=== Brief a ===
In the entries, switch "x-tick-label" to "category-label" and give again only the lines starting with the one containing "336, 758, 392]" and going on through the one containing "x-tick-label: Woman-owned (as". Leave everything else as it is.

=== Excerpted passage ===
For Approval: Microsoft Permissive License

John Cowan cowan at ccil.org
Sun Aug 19 02:00:14 UTC 2007


Donovan Hawkins scripsit:

> IMO, there is no fundamental difference between MS-PL and GPL except in
> who they choose to exclude from their code-sharing club: GPL excludes
> closed-source projects,

And many open-source projects too.

> MS-PL excludes GPL projects. MS-PL doesn't have to explicitly prevent
> linking or keeping different source files under different licenses
> because it acquires this level of exclusion from GPL by virtue of
> GPL's own clauses interacting with the MS-PL.

Which is to say that the GPL excludes the MS-PL, not vice versa.
In particular, 2B is inconsistent with the GPLv2; I don't know whether
it's incompatible with the GPLv3 or not -- I suspect not.  Anyhow, if
you keep me out of your club, you can't also claim that I'm an elitist
because I can't be found there.

> Either you want people to do what THEY want with your code, or you
> want people to do what YOU want with your code.

=== Data ===

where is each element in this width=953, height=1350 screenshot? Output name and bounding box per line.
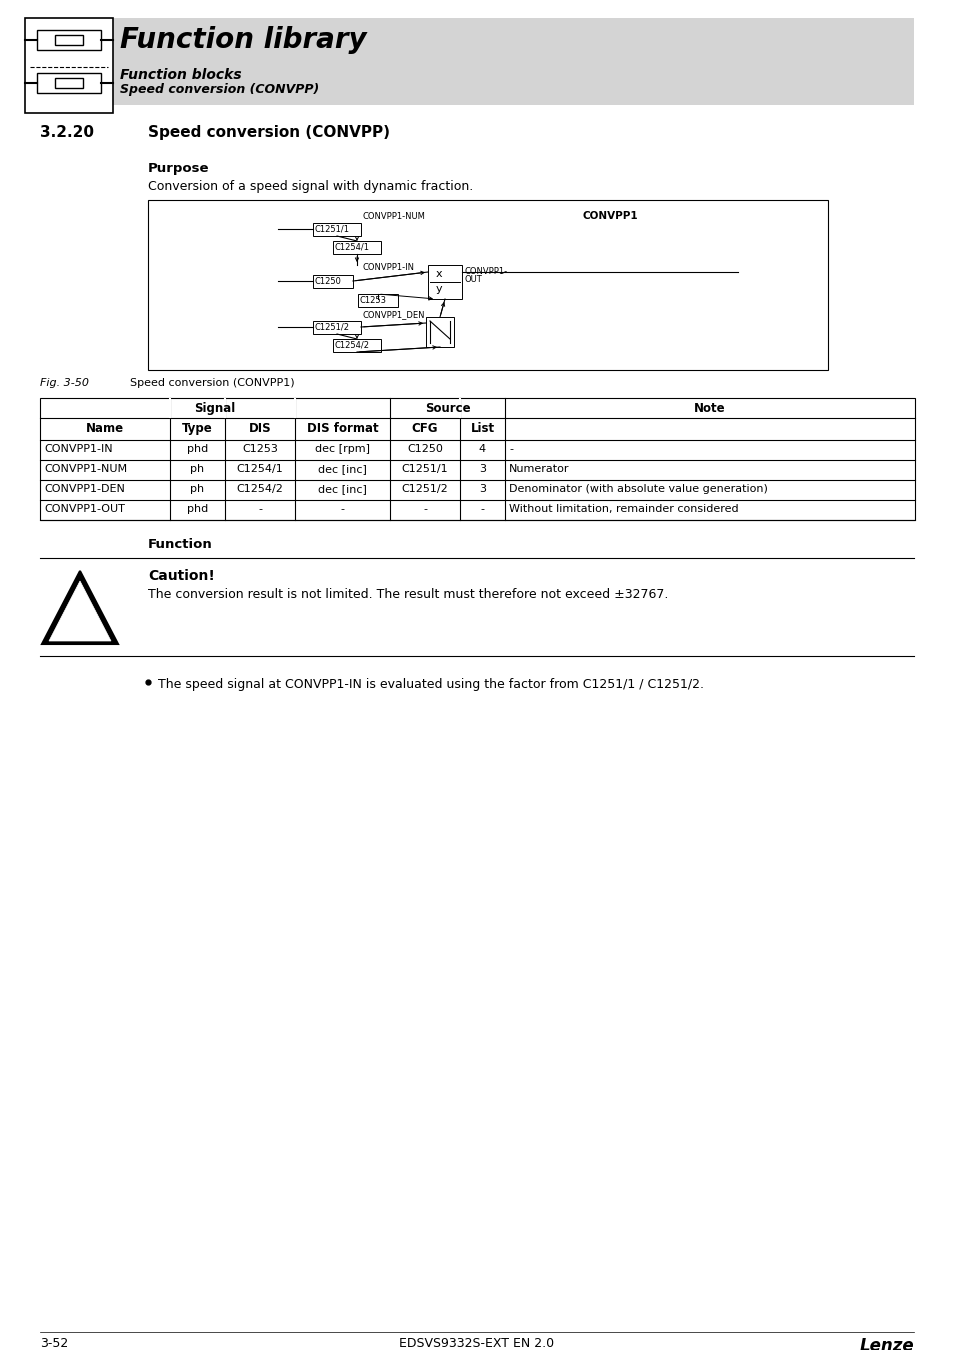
Text: C1254/2: C1254/2 <box>335 342 370 350</box>
Text: The conversion result is not limited. The result must therefore not exceed ±3276: The conversion result is not limited. Th… <box>148 589 668 601</box>
Polygon shape <box>32 36 37 45</box>
Bar <box>313 223 360 236</box>
Text: C1254/1: C1254/1 <box>335 243 370 252</box>
Text: Name: Name <box>86 423 124 435</box>
Text: dec [inc]: dec [inc] <box>317 485 367 494</box>
Text: Purpose: Purpose <box>148 162 210 176</box>
Text: List: List <box>470 423 494 435</box>
Text: C1250: C1250 <box>314 277 341 286</box>
Bar <box>148 200 827 370</box>
Text: Lenze: Lenze <box>859 1336 913 1350</box>
Text: phd: phd <box>187 504 208 514</box>
Polygon shape <box>49 580 111 641</box>
Text: Note: Note <box>694 402 725 414</box>
Polygon shape <box>272 225 277 234</box>
Text: C1254/2: C1254/2 <box>236 485 283 494</box>
Text: dec [rpm]: dec [rpm] <box>314 444 370 454</box>
Bar <box>333 242 380 254</box>
Text: Speed conversion (CONVPP): Speed conversion (CONVPP) <box>120 82 319 96</box>
Polygon shape <box>32 80 37 86</box>
Text: CONVPP1-NUM: CONVPP1-NUM <box>44 464 127 474</box>
Text: CONVPP1: CONVPP1 <box>582 211 638 221</box>
Text: The speed signal at CONVPP1-IN is evaluated using the factor from C1251/1 / C125: The speed signal at CONVPP1-IN is evalua… <box>158 678 703 691</box>
Text: Function library: Function library <box>120 26 366 54</box>
Text: C1251/2: C1251/2 <box>401 485 448 494</box>
Bar <box>37 30 101 50</box>
Text: 4: 4 <box>478 444 485 454</box>
Text: 3-52: 3-52 <box>40 1336 69 1350</box>
Text: Function blocks: Function blocks <box>120 68 241 82</box>
Polygon shape <box>731 269 738 275</box>
Polygon shape <box>108 80 112 86</box>
Bar <box>308 207 727 362</box>
Text: CONVPP1_DEN: CONVPP1_DEN <box>363 310 425 319</box>
Text: Type: Type <box>182 423 213 435</box>
Text: Conversion of a speed signal with dynamic fraction.: Conversion of a speed signal with dynami… <box>148 180 473 193</box>
Text: C1251/2: C1251/2 <box>314 323 350 332</box>
Text: -: - <box>340 504 344 514</box>
Text: 3: 3 <box>478 464 485 474</box>
Bar <box>426 317 454 347</box>
Text: C1250: C1250 <box>407 444 442 454</box>
Text: !: ! <box>74 593 85 617</box>
Text: CONVPP1-OUT: CONVPP1-OUT <box>44 504 125 514</box>
Text: CONVPP1-DEN: CONVPP1-DEN <box>44 485 125 494</box>
Text: ph: ph <box>191 464 204 474</box>
Polygon shape <box>42 571 118 644</box>
Text: Denominator (with absolute value generation): Denominator (with absolute value generat… <box>509 485 767 494</box>
Text: DIS: DIS <box>249 423 271 435</box>
Text: -: - <box>257 504 262 514</box>
Bar <box>333 339 380 352</box>
Bar <box>428 265 461 298</box>
Text: DIS format: DIS format <box>306 423 378 435</box>
Text: ph: ph <box>191 485 204 494</box>
Text: CONVPP1-: CONVPP1- <box>464 267 508 275</box>
Polygon shape <box>308 323 313 331</box>
Text: C1254/1: C1254/1 <box>236 464 283 474</box>
Text: Fig. 3-50: Fig. 3-50 <box>40 378 89 387</box>
Polygon shape <box>108 36 112 45</box>
Text: Numerator: Numerator <box>509 464 569 474</box>
Text: C1251/1: C1251/1 <box>401 464 448 474</box>
Text: C1253: C1253 <box>242 444 277 454</box>
Polygon shape <box>272 323 277 331</box>
Text: Speed conversion (CONVPP1): Speed conversion (CONVPP1) <box>130 378 294 387</box>
Text: 3.2.20: 3.2.20 <box>40 126 94 140</box>
Text: CONVPP1-IN: CONVPP1-IN <box>363 263 415 271</box>
Text: Caution!: Caution! <box>148 568 214 583</box>
Bar <box>55 35 83 45</box>
Text: CFG: CFG <box>412 423 437 435</box>
Text: 3: 3 <box>478 485 485 494</box>
Polygon shape <box>308 277 313 285</box>
Text: y: y <box>436 284 442 294</box>
Text: C1253: C1253 <box>359 296 387 305</box>
Bar <box>357 294 397 306</box>
Bar <box>40 398 914 520</box>
Bar <box>37 73 101 93</box>
Text: Without limitation, remainder considered: Without limitation, remainder considered <box>509 504 738 514</box>
Bar <box>112 18 913 105</box>
Text: dec [inc]: dec [inc] <box>317 464 367 474</box>
Text: Signal: Signal <box>194 402 235 414</box>
Text: x: x <box>436 269 442 279</box>
Text: C1251/1: C1251/1 <box>314 225 350 234</box>
Bar <box>313 275 353 288</box>
Text: Function: Function <box>148 539 213 551</box>
Text: CONVPP1-NUM: CONVPP1-NUM <box>363 212 425 221</box>
Text: -: - <box>422 504 427 514</box>
Polygon shape <box>308 225 313 234</box>
Polygon shape <box>272 277 277 285</box>
Text: Source: Source <box>424 402 470 414</box>
Bar <box>313 321 360 333</box>
Text: Speed conversion (CONVPP): Speed conversion (CONVPP) <box>148 126 390 140</box>
Text: OUT: OUT <box>464 275 482 284</box>
Text: phd: phd <box>187 444 208 454</box>
Text: EDSVS9332S-EXT EN 2.0: EDSVS9332S-EXT EN 2.0 <box>399 1336 554 1350</box>
Bar <box>55 78 83 88</box>
Text: -: - <box>480 504 484 514</box>
Text: CONVPP1-IN: CONVPP1-IN <box>44 444 112 454</box>
Bar <box>25 18 112 113</box>
Text: -: - <box>509 444 513 454</box>
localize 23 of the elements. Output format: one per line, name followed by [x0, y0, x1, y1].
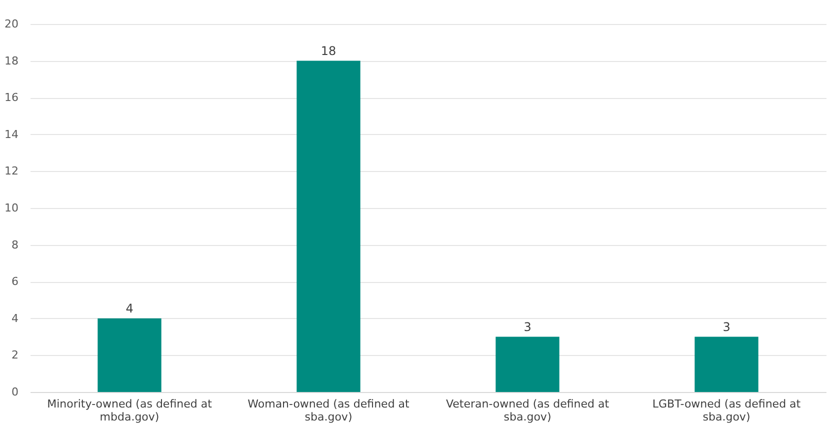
bar	[694, 336, 758, 392]
x-tick-label: Minority-owned (as defined at mbda.gov)	[47, 398, 213, 424]
bar	[296, 60, 360, 392]
x-tick-label: Veteran-owned (as defined at sba.gov)	[446, 398, 610, 424]
y-tick-label: 20	[4, 18, 18, 30]
x-tick-label: Woman-owned (as defined at sba.gov)	[248, 398, 410, 424]
y-tick-label: 10	[4, 202, 18, 214]
data-label: 4	[126, 301, 134, 316]
y-tick-label: 2	[12, 348, 18, 362]
bar	[496, 336, 560, 392]
x-tick-label: LGBT-owned (as defined at sba.gov)	[652, 398, 802, 424]
y-tick-label: 4	[12, 312, 18, 325]
y-tick-label: 12	[4, 164, 18, 178]
data-label: 3	[524, 320, 532, 334]
data-label: 18	[320, 44, 336, 58]
y-tick-label: 18	[4, 54, 18, 68]
y-tick-label: 16	[4, 91, 18, 104]
y-tick-label: 14	[4, 128, 18, 141]
y-tick-label: 0	[12, 386, 18, 398]
data-label: 3	[722, 320, 730, 334]
bar	[98, 318, 162, 392]
y-tick-label: 8	[12, 238, 18, 252]
y-tick-label: 6	[12, 275, 18, 288]
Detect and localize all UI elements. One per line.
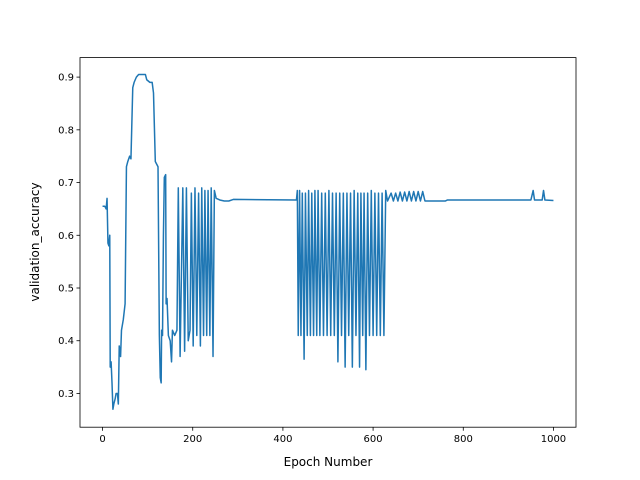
y-tick-label: 0.6 [58,231,74,242]
line [102,73,554,411]
x-tick-label: 600 [364,434,383,445]
y-axis-label: validation_accuracy [28,182,42,301]
y-tick-label: 0.9 [58,73,74,84]
x-axis-label: Epoch Number [284,455,373,469]
x-tick-label: 0 [99,434,105,445]
y-tick-label: 0.8 [58,125,74,136]
y-tick-label: 0.7 [58,178,74,189]
x-tick-label: 200 [183,434,202,445]
plot-frame [79,57,577,428]
y-tick-label: 0.3 [58,389,74,400]
y-tick-label: 0.4 [58,336,74,347]
y-tick-label: 0.5 [58,284,74,295]
x-tick-label: 800 [454,434,473,445]
x-tick-label: 400 [273,434,292,445]
x-tick-label: 1000 [541,434,566,445]
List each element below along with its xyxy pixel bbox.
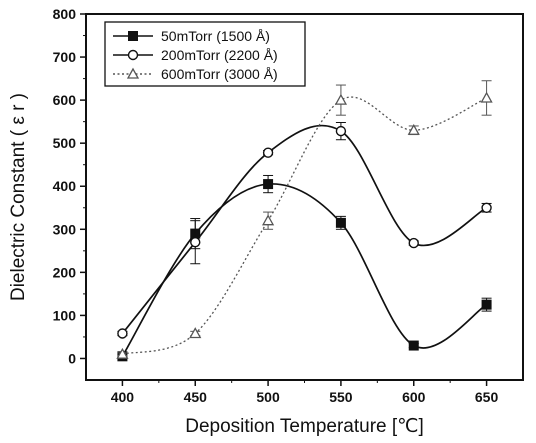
circle-marker <box>408 237 419 249</box>
legend-label: 600mTorr (3000 Å) <box>161 66 278 82</box>
square-marker <box>408 340 419 351</box>
x-tick-label: 500 <box>256 389 280 405</box>
triangle-marker <box>189 327 202 339</box>
series-3 <box>116 80 493 359</box>
series-2 <box>117 122 492 339</box>
x-axis-label: Deposition Temperature [℃] <box>185 416 424 437</box>
y-tick-label: 0 <box>68 350 76 366</box>
y-tick-label: 800 <box>53 6 77 22</box>
y-tick-label: 100 <box>53 307 77 323</box>
legend-entry: 50mTorr (1500 Å) <box>113 28 270 44</box>
y-axis-label: Dielectric Constant ( ε r ) <box>8 93 29 301</box>
square-marker <box>481 299 492 310</box>
circle-marker <box>262 147 274 158</box>
legend: 50mTorr (1500 Å) 200mTorr (2200 Å) 600mTor… <box>104 21 306 87</box>
series-line <box>121 183 488 357</box>
x-tick-label: 400 <box>111 389 135 405</box>
x-tick-label: 550 <box>329 389 353 405</box>
series-line <box>122 96 487 355</box>
y-tick-label: 200 <box>53 264 77 280</box>
x-tick-label: 650 <box>475 389 499 405</box>
y-tick-label: 500 <box>53 135 77 151</box>
series-line <box>121 124 488 335</box>
square-marker <box>128 31 138 41</box>
circle-marker <box>481 202 492 213</box>
x-tick-label: 450 <box>184 389 208 405</box>
triangle-marker <box>407 123 420 135</box>
legend-entry: 200mTorr (2200 Å) <box>113 47 278 63</box>
triangle-marker <box>480 91 493 103</box>
legend-entry: 600mTorr (3000 Å) <box>113 66 278 82</box>
plot-area: 400 450 500 550 600 650 0 100 200 300 400 500 600 700… <box>53 6 524 405</box>
square-marker <box>263 179 274 190</box>
circle-marker <box>335 125 347 137</box>
x-tick-label: 600 <box>402 389 426 405</box>
legend-box <box>104 21 306 87</box>
circle-marker <box>127 49 139 61</box>
y-tick-label: 700 <box>53 49 77 65</box>
triangle-marker <box>126 67 140 79</box>
y-tick-label: 300 <box>53 221 77 237</box>
legend-label: 50mTorr (1500 Å) <box>161 28 270 44</box>
circle-marker <box>190 237 201 248</box>
y-tick-label: 600 <box>53 92 77 108</box>
legend-label: 200mTorr (2200 Å) <box>161 47 278 63</box>
triangle-marker <box>261 214 275 226</box>
y-tick-label: 400 <box>53 178 77 194</box>
triangle-marker <box>116 347 129 359</box>
square-marker <box>335 217 346 228</box>
circle-marker <box>117 328 128 339</box>
triangle-marker <box>334 93 348 105</box>
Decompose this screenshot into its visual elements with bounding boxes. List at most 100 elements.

=== Brief b ===
Answer these about the license discussion post, one line each:
(i) According to Donovan Hawkins, what kind of projects does the GPL exclude?
(ii) Which clause does John Cowan call inconsistent with the GPLv2?
(iii) On what date was the message sent?

=== Full solution a ===
bar	[694, 336, 758, 392]
category-label: Minority-owned (as defined at mbda.gov)	[47, 398, 213, 424]
bar	[296, 60, 360, 392]
category-label: Veteran-owned (as defined at sba.gov)	[446, 398, 610, 424]
y-tick-label: 20	[4, 18, 18, 30]
category-label: Woman-owned (as defined at sba.gov)	[248, 398, 410, 424]

=== Full solution b ===
(i) Closed-source projects
(ii) 2B
(iii) Sunday, August 19, 2007